== Exercise instructions ==
Provide nothing beyond the count of lines that include the string "horizontal".

== Entries ==

▬▬▬▬▬▬

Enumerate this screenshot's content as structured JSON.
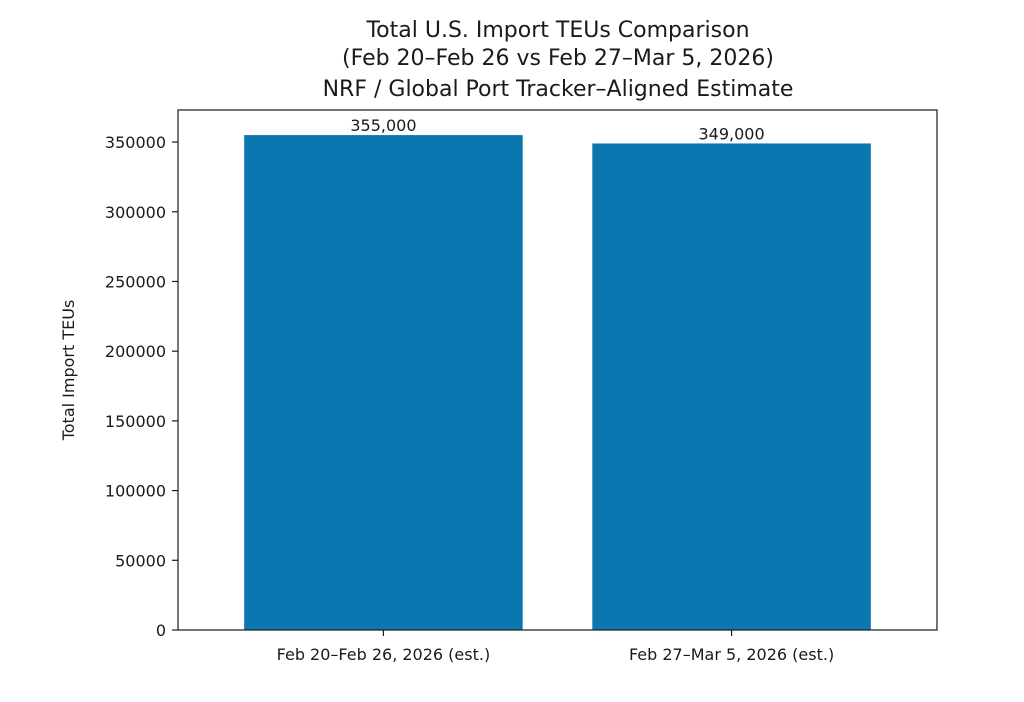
{
  "chart_data": {
    "type": "bar",
    "title": [
      "Total U.S. Import TEUs Comparison",
      "(Feb 20–Feb 26 vs Feb 27–Mar 5, 2026)",
      "NRF / Global Port Tracker–Aligned Estimate"
    ],
    "xlabel": "",
    "ylabel": "Total Import TEUs",
    "categories": [
      "Feb 20–Feb 26, 2026 (est.)",
      "Feb 27–Mar 5, 2026 (est.)"
    ],
    "values": [
      355000,
      349000
    ],
    "data_labels": [
      "355,000",
      "349,000"
    ],
    "ylim": [
      0,
      373000
    ],
    "yticks": [
      0,
      50000,
      100000,
      150000,
      200000,
      250000,
      300000,
      350000
    ],
    "ytick_labels": [
      "0",
      "50000",
      "100000",
      "150000",
      "200000",
      "250000",
      "300000",
      "350000"
    ],
    "bar_color": "#0b77b0",
    "grid": false,
    "legend": "none"
  }
}
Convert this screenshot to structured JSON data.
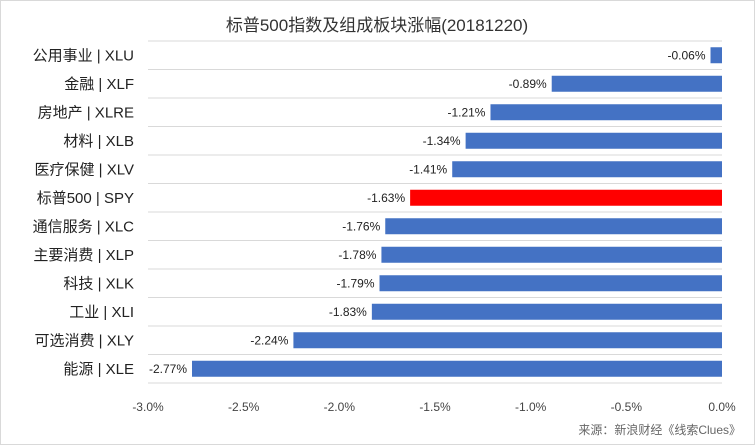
{
  "chart_data": {
    "type": "bar",
    "orientation": "horizontal",
    "title": "标普500指数及组成板块涨幅(20181220)",
    "categories": [
      "公用事业 | XLU",
      "金融 | XLF",
      "房地产 | XLRE",
      "材料 | XLB",
      "医疗保健 | XLV",
      "标普500 | SPY",
      "通信服务 | XLC",
      "主要消费 | XLP",
      "科技 | XLK",
      "工业 | XLI",
      "可选消费 | XLY",
      "能源 | XLE"
    ],
    "values": [
      -0.06,
      -0.89,
      -1.21,
      -1.34,
      -1.41,
      -1.63,
      -1.76,
      -1.78,
      -1.79,
      -1.83,
      -2.24,
      -2.77
    ],
    "data_labels": [
      "-0.06%",
      "-0.89%",
      "-1.21%",
      "-1.34%",
      "-1.41%",
      "-1.63%",
      "-1.76%",
      "-1.78%",
      "-1.79%",
      "-1.83%",
      "-2.24%",
      "-2.77%"
    ],
    "highlight_index": 5,
    "bar_color": "#4472c4",
    "highlight_color": "#ff0000",
    "xlim": [
      -3.0,
      0.0
    ],
    "x_ticks": [
      -3.0,
      -2.5,
      -2.0,
      -1.5,
      -1.0,
      -0.5,
      0.0
    ],
    "x_tick_labels": [
      "-3.0%",
      "-2.5%",
      "-2.0%",
      "-1.5%",
      "-1.0%",
      "-0.5%",
      "0.0%"
    ],
    "grid": "horizontal-category-lines",
    "xlabel": "",
    "ylabel": ""
  },
  "source": "来源：新浪财经《线索Clues》"
}
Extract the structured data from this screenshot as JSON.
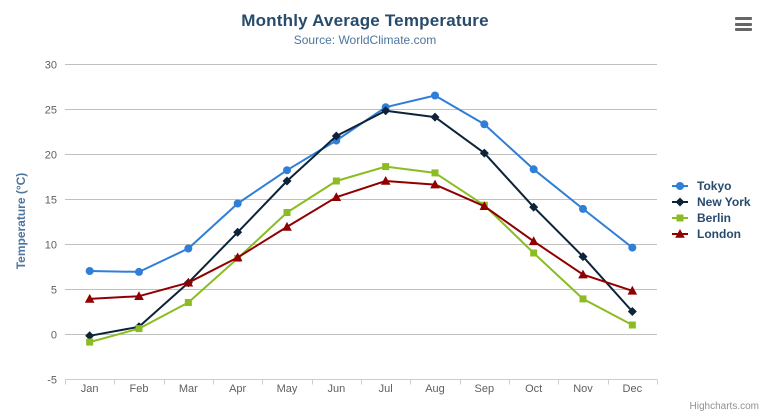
{
  "chart_data": {
    "type": "line",
    "title": "Monthly Average Temperature",
    "subtitle": "Source: WorldClimate.com",
    "ylabel": "Temperature (°C)",
    "xlabel": "",
    "categories": [
      "Jan",
      "Feb",
      "Mar",
      "Apr",
      "May",
      "Jun",
      "Jul",
      "Aug",
      "Sep",
      "Oct",
      "Nov",
      "Dec"
    ],
    "ylim": [
      -5,
      30
    ],
    "ytick_step": 5,
    "ytick_labels": [
      "-5",
      "0",
      "5",
      "10",
      "15",
      "20",
      "25",
      "30"
    ],
    "grid": true,
    "legend_position": "right",
    "series": [
      {
        "name": "Tokyo",
        "color": "#2f7ed8",
        "symbol": "circle",
        "values": [
          7.0,
          6.9,
          9.5,
          14.5,
          18.2,
          21.5,
          25.2,
          26.5,
          23.3,
          18.3,
          13.9,
          9.6
        ]
      },
      {
        "name": "New York",
        "color": "#0d233a",
        "symbol": "diamond",
        "values": [
          -0.2,
          0.8,
          5.7,
          11.3,
          17.0,
          22.0,
          24.8,
          24.1,
          20.1,
          14.1,
          8.6,
          2.5
        ]
      },
      {
        "name": "Berlin",
        "color": "#8bbc21",
        "symbol": "square",
        "values": [
          -0.9,
          0.6,
          3.5,
          8.4,
          13.5,
          17.0,
          18.6,
          17.9,
          14.3,
          9.0,
          3.9,
          1.0
        ]
      },
      {
        "name": "London",
        "color": "#910000",
        "symbol": "triangle",
        "values": [
          3.9,
          4.2,
          5.7,
          8.5,
          11.9,
          15.2,
          17.0,
          16.6,
          14.2,
          10.3,
          6.6,
          4.8
        ]
      }
    ]
  },
  "credits": {
    "label": "Highcharts.com"
  },
  "export_menu": {
    "icon": "hamburger-icon"
  },
  "colors": {
    "title_text": "#274b6d",
    "subtitle_text": "#4d759e",
    "axis_title_text": "#4d759e",
    "tick_label_text": "#606060",
    "grid_line": "#c0c0c0",
    "axis_line": "#c0d0e0",
    "legend_text": "#274b6d",
    "credits_text": "#909090",
    "burger_icon": "#666666"
  }
}
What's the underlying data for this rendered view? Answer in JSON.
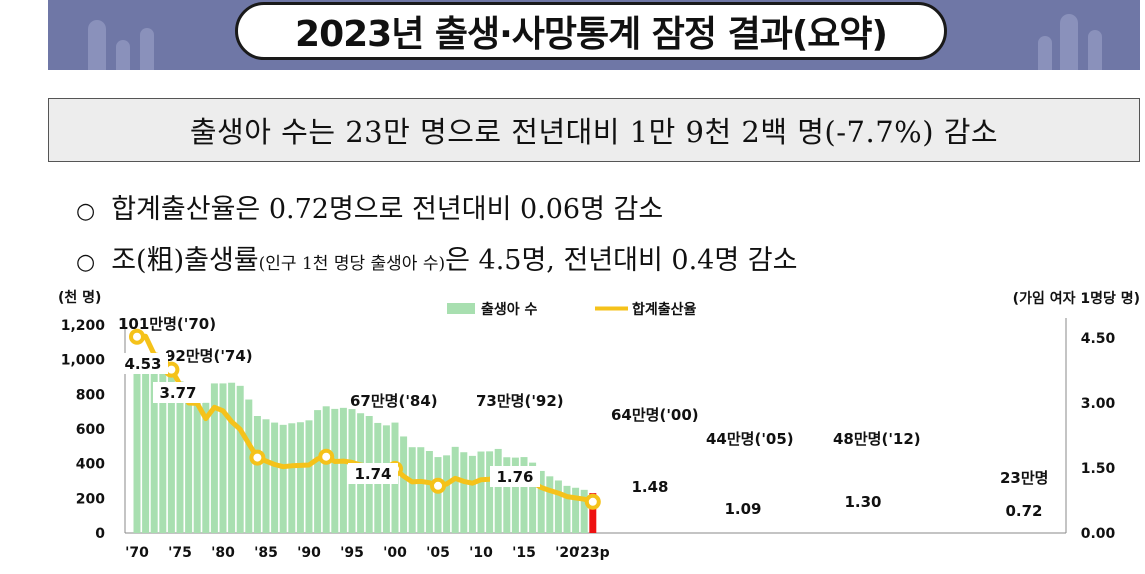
{
  "header": {
    "title": "2023년 출생·사망통계 잠정 결과(요약)",
    "headline": "출생아 수는 23만 명으로 전년대비 1만 9천 2백 명(-7.7%) 감소"
  },
  "bullets": [
    {
      "mark": "○",
      "text": "합계출산율은 0.72명으로 전년대비 0.06명 감소",
      "small": "",
      "tail": ""
    },
    {
      "mark": "○",
      "text": "조(粗)출생률",
      "small": "(인구 1천 명당 출생아 수)",
      "tail": "은 4.5명, 전년대비 0.4명 감소"
    }
  ],
  "colors": {
    "bars": "#a8dfb0",
    "last_bar": "#ee1111",
    "line": "#f5c21a",
    "marker_fill": "#ffffff",
    "banner": "#6f77a6"
  },
  "chart_data": {
    "type": "bar",
    "left_unit": "(천 명)",
    "right_unit": "(가임 여자 1명당 명)",
    "legend": [
      "출생아 수",
      "합계출산율"
    ],
    "series": [
      {
        "name": "출생아 수",
        "type": "bar",
        "values": [
          1007,
          1025,
          956,
          967,
          923,
          875,
          797,
          826,
          751,
          863,
          863,
          867,
          849,
          770,
          675,
          656,
          637,
          624,
          633,
          639,
          650,
          709,
          731,
          716,
          722,
          715,
          691,
          675,
          635,
          621,
          637,
          557,
          495,
          495,
          473,
          438,
          448,
          497,
          466,
          445,
          470,
          471,
          485,
          437,
          435,
          438,
          406,
          358,
          327,
          303,
          272,
          261,
          249,
          230
        ]
      },
      {
        "name": "합계출산율",
        "type": "line",
        "values": [
          4.53,
          4.54,
          4.12,
          4.07,
          3.77,
          3.43,
          3.0,
          2.99,
          2.64,
          2.9,
          2.82,
          2.57,
          2.39,
          2.06,
          1.74,
          1.66,
          1.58,
          1.53,
          1.55,
          1.56,
          1.57,
          1.71,
          1.76,
          1.65,
          1.66,
          1.63,
          1.57,
          1.54,
          1.46,
          1.43,
          1.48,
          1.31,
          1.18,
          1.19,
          1.16,
          1.09,
          1.13,
          1.26,
          1.19,
          1.15,
          1.23,
          1.24,
          1.3,
          1.19,
          1.21,
          1.24,
          1.17,
          1.05,
          0.98,
          0.92,
          0.84,
          0.81,
          0.78,
          0.72
        ]
      }
    ],
    "x_years": [
      1970,
      1971,
      1972,
      1973,
      1974,
      1975,
      1976,
      1977,
      1978,
      1979,
      1980,
      1981,
      1982,
      1983,
      1984,
      1985,
      1986,
      1987,
      1988,
      1989,
      1990,
      1991,
      1992,
      1993,
      1994,
      1995,
      1996,
      1997,
      1998,
      1999,
      2000,
      2001,
      2002,
      2003,
      2004,
      2005,
      2006,
      2007,
      2008,
      2009,
      2010,
      2011,
      2012,
      2013,
      2014,
      2015,
      2016,
      2017,
      2018,
      2019,
      2020,
      2021,
      2022,
      2023
    ],
    "x_tick_labels": [
      "'70",
      "'75",
      "'80",
      "'85",
      "'90",
      "'95",
      "'00",
      "'05",
      "'10",
      "'15",
      "'20",
      "'23p"
    ],
    "x_tick_years": [
      1970,
      1975,
      1980,
      1985,
      1990,
      1995,
      2000,
      2005,
      2010,
      2015,
      2020,
      2023
    ],
    "y_left": {
      "ticks": [
        "0",
        "200",
        "400",
        "600",
        "800",
        "1,000",
        "1,200"
      ],
      "range": [
        0,
        1200
      ]
    },
    "y_right": {
      "ticks": [
        "0.00",
        "1.50",
        "3.00",
        "4.50"
      ],
      "range": [
        0,
        4.8
      ]
    },
    "bar_annotations": [
      {
        "year": 1970,
        "text": "101만명('70)"
      },
      {
        "year": 1974,
        "text": "92만명('74)"
      },
      {
        "year": 1984,
        "text": "67만명('84)"
      },
      {
        "year": 1992,
        "text": "73만명('92)"
      },
      {
        "year": 2000,
        "text": "64만명('00)"
      },
      {
        "year": 2005,
        "text": "44만명('05)"
      },
      {
        "year": 2012,
        "text": "48만명('12)"
      },
      {
        "year": 2023,
        "text": "23만명"
      }
    ],
    "rate_annotations": [
      {
        "year": 1970,
        "text": "4.53"
      },
      {
        "year": 1974,
        "text": "3.77"
      },
      {
        "year": 1984,
        "text": "1.74"
      },
      {
        "year": 1992,
        "text": "1.76"
      },
      {
        "year": 2000,
        "text": "1.48"
      },
      {
        "year": 2005,
        "text": "1.09"
      },
      {
        "year": 2012,
        "text": "1.30"
      },
      {
        "year": 2023,
        "text": "0.72"
      }
    ]
  }
}
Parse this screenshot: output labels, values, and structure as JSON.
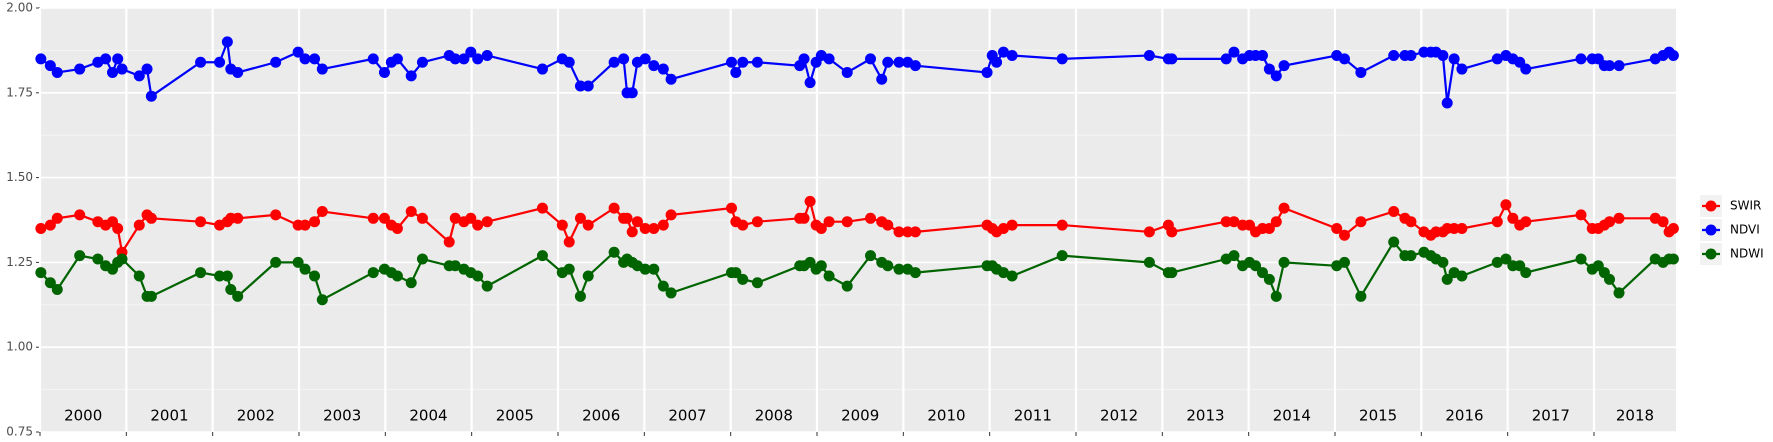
{
  "chart_data": {
    "type": "line",
    "x": [
      2000.01,
      2000.12,
      2000.2,
      2000.46,
      2000.67,
      2000.76,
      2000.84,
      2000.9,
      2000.95,
      2001.15,
      2001.24,
      2001.29,
      2001.86,
      2002.08,
      2002.17,
      2002.21,
      2002.29,
      2002.73,
      2002.99,
      2003.07,
      2003.18,
      2003.27,
      2003.86,
      2003.99,
      2004.07,
      2004.14,
      2004.3,
      2004.43,
      2004.74,
      2004.81,
      2004.91,
      2004.99,
      2005.07,
      2005.18,
      2005.82,
      2006.05,
      2006.13,
      2006.26,
      2006.35,
      2006.65,
      2006.76,
      2006.8,
      2006.86,
      2006.92,
      2007.01,
      2007.11,
      2007.22,
      2007.31,
      2008.01,
      2008.06,
      2008.14,
      2008.31,
      2008.8,
      2008.85,
      2008.92,
      2008.99,
      2009.05,
      2009.14,
      2009.35,
      2009.62,
      2009.75,
      2009.82,
      2009.95,
      2010.05,
      2010.14,
      2010.97,
      2011.03,
      2011.08,
      2011.16,
      2011.26,
      2011.84,
      2012.85,
      2013.07,
      2013.11,
      2013.74,
      2013.83,
      2013.93,
      2014.01,
      2014.08,
      2014.16,
      2014.24,
      2014.32,
      2014.41,
      2015.02,
      2015.11,
      2015.3,
      2015.68,
      2015.81,
      2015.88,
      2016.03,
      2016.11,
      2016.17,
      2016.25,
      2016.3,
      2016.38,
      2016.47,
      2016.88,
      2016.98,
      2017.06,
      2017.14,
      2017.21,
      2017.85,
      2017.98,
      2018.05,
      2018.12,
      2018.18,
      2018.29,
      2018.71,
      2018.8,
      2018.87,
      2018.92
    ],
    "series": [
      {
        "name": "SWIR",
        "color": "#ff0000",
        "values": [
          1.35,
          1.36,
          1.38,
          1.39,
          1.37,
          1.36,
          1.37,
          1.35,
          1.28,
          1.36,
          1.39,
          1.38,
          1.37,
          1.36,
          1.37,
          1.38,
          1.38,
          1.39,
          1.36,
          1.36,
          1.37,
          1.4,
          1.38,
          1.38,
          1.36,
          1.35,
          1.4,
          1.38,
          1.31,
          1.38,
          1.37,
          1.38,
          1.36,
          1.37,
          1.41,
          1.36,
          1.31,
          1.38,
          1.36,
          1.41,
          1.38,
          1.38,
          1.34,
          1.37,
          1.35,
          1.35,
          1.36,
          1.39,
          1.41,
          1.37,
          1.36,
          1.37,
          1.38,
          1.38,
          1.43,
          1.36,
          1.35,
          1.37,
          1.37,
          1.38,
          1.37,
          1.36,
          1.34,
          1.34,
          1.34,
          1.36,
          1.35,
          1.34,
          1.35,
          1.36,
          1.36,
          1.34,
          1.36,
          1.34,
          1.37,
          1.37,
          1.36,
          1.36,
          1.34,
          1.35,
          1.35,
          1.37,
          1.41,
          1.35,
          1.33,
          1.37,
          1.4,
          1.38,
          1.37,
          1.34,
          1.33,
          1.34,
          1.34,
          1.35,
          1.35,
          1.35,
          1.37,
          1.42,
          1.38,
          1.36,
          1.37,
          1.39,
          1.35,
          1.35,
          1.36,
          1.37,
          1.38,
          1.38,
          1.37,
          1.34,
          1.35
        ]
      },
      {
        "name": "NDVI",
        "color": "#0000ff",
        "values": [
          1.85,
          1.83,
          1.81,
          1.82,
          1.84,
          1.85,
          1.81,
          1.85,
          1.82,
          1.8,
          1.82,
          1.74,
          1.84,
          1.84,
          1.9,
          1.82,
          1.81,
          1.84,
          1.87,
          1.85,
          1.85,
          1.82,
          1.85,
          1.81,
          1.84,
          1.85,
          1.8,
          1.84,
          1.86,
          1.85,
          1.85,
          1.87,
          1.85,
          1.86,
          1.82,
          1.85,
          1.84,
          1.77,
          1.77,
          1.84,
          1.85,
          1.75,
          1.75,
          1.84,
          1.85,
          1.83,
          1.82,
          1.79,
          1.84,
          1.81,
          1.84,
          1.84,
          1.83,
          1.85,
          1.78,
          1.84,
          1.86,
          1.85,
          1.81,
          1.85,
          1.79,
          1.84,
          1.84,
          1.84,
          1.83,
          1.81,
          1.86,
          1.84,
          1.87,
          1.86,
          1.85,
          1.86,
          1.85,
          1.85,
          1.85,
          1.87,
          1.85,
          1.86,
          1.86,
          1.86,
          1.82,
          1.8,
          1.83,
          1.86,
          1.85,
          1.81,
          1.86,
          1.86,
          1.86,
          1.87,
          1.87,
          1.87,
          1.86,
          1.72,
          1.85,
          1.82,
          1.85,
          1.86,
          1.85,
          1.84,
          1.82,
          1.85,
          1.85,
          1.85,
          1.83,
          1.83,
          1.83,
          1.85,
          1.86,
          1.87,
          1.86
        ]
      },
      {
        "name": "NDWI",
        "color": "#006400",
        "values": [
          1.22,
          1.19,
          1.17,
          1.27,
          1.26,
          1.24,
          1.23,
          1.25,
          1.26,
          1.21,
          1.15,
          1.15,
          1.22,
          1.21,
          1.21,
          1.17,
          1.15,
          1.25,
          1.25,
          1.23,
          1.21,
          1.14,
          1.22,
          1.23,
          1.22,
          1.21,
          1.19,
          1.26,
          1.24,
          1.24,
          1.23,
          1.22,
          1.21,
          1.18,
          1.27,
          1.22,
          1.23,
          1.15,
          1.21,
          1.28,
          1.25,
          1.26,
          1.25,
          1.24,
          1.23,
          1.23,
          1.18,
          1.16,
          1.22,
          1.22,
          1.2,
          1.19,
          1.24,
          1.24,
          1.25,
          1.23,
          1.24,
          1.21,
          1.18,
          1.27,
          1.25,
          1.24,
          1.23,
          1.23,
          1.22,
          1.24,
          1.24,
          1.23,
          1.22,
          1.21,
          1.27,
          1.25,
          1.22,
          1.22,
          1.26,
          1.27,
          1.24,
          1.25,
          1.24,
          1.22,
          1.2,
          1.15,
          1.25,
          1.24,
          1.25,
          1.15,
          1.31,
          1.27,
          1.27,
          1.28,
          1.27,
          1.26,
          1.25,
          1.2,
          1.22,
          1.21,
          1.25,
          1.26,
          1.24,
          1.24,
          1.22,
          1.26,
          1.23,
          1.24,
          1.22,
          1.2,
          1.16,
          1.26,
          1.25,
          1.26,
          1.26
        ]
      }
    ],
    "xlim": [
      2000,
      2018.95
    ],
    "xticks": [
      2000,
      2001,
      2002,
      2003,
      2004,
      2005,
      2006,
      2007,
      2008,
      2009,
      2010,
      2011,
      2012,
      2013,
      2014,
      2015,
      2016,
      2017,
      2018
    ],
    "ylim": [
      0.75,
      2.0
    ],
    "yticks": [
      {
        "value": 0.75,
        "label": "0.75"
      },
      {
        "value": 1.0,
        "label": "1.00"
      },
      {
        "value": 1.25,
        "label": "1.25"
      },
      {
        "value": 1.5,
        "label": "1.50"
      },
      {
        "value": 1.75,
        "label": "1.75"
      },
      {
        "value": 2.0,
        "label": "2.00"
      }
    ],
    "grid": true,
    "legend": "right"
  }
}
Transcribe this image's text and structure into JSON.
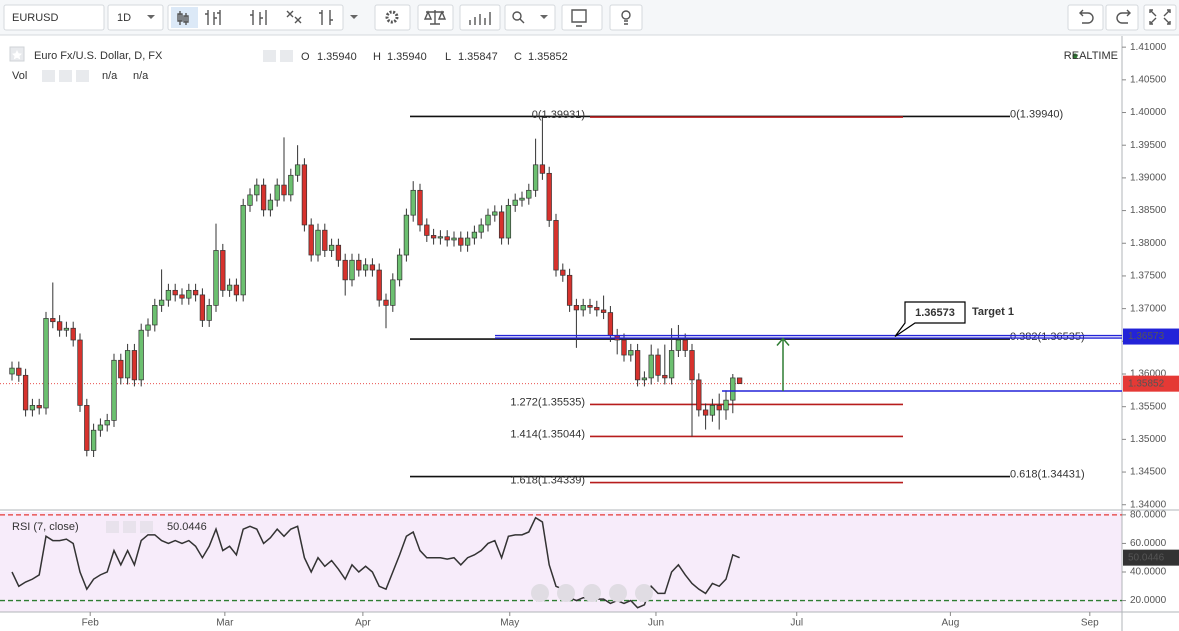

▬▬▬▬▬▬

== Complete output ==
2